## Directions
Your reply must be one number: the count of lines in the data below that contain "från".

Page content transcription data
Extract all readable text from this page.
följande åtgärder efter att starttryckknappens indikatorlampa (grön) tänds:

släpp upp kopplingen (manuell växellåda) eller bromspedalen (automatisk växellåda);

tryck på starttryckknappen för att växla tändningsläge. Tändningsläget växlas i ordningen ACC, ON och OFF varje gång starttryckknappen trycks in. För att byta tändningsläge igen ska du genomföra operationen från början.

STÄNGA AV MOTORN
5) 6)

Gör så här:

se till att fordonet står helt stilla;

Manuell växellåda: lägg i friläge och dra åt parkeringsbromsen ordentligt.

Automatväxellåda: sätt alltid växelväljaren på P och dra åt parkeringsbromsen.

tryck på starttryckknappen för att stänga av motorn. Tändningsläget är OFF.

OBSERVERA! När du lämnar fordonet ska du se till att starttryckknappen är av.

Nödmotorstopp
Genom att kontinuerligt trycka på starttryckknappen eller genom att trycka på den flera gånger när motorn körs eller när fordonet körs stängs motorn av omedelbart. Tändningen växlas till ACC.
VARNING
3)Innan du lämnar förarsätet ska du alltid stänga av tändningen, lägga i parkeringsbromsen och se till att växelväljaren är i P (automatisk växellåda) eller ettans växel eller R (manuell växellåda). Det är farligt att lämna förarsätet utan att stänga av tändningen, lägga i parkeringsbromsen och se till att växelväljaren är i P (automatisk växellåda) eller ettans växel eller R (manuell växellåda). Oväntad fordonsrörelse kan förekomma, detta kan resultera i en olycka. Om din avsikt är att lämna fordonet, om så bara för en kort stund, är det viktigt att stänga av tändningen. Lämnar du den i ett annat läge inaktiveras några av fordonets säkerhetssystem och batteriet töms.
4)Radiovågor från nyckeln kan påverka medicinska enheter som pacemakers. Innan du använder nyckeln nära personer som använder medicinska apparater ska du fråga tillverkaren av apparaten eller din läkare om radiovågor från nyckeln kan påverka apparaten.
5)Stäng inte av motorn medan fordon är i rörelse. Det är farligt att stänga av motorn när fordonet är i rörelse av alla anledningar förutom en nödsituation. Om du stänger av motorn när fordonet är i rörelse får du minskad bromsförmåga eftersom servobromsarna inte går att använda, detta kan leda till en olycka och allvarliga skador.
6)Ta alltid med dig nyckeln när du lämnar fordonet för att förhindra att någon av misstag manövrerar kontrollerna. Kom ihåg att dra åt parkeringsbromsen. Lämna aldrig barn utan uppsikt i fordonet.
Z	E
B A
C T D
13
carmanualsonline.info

## Solution for this task
2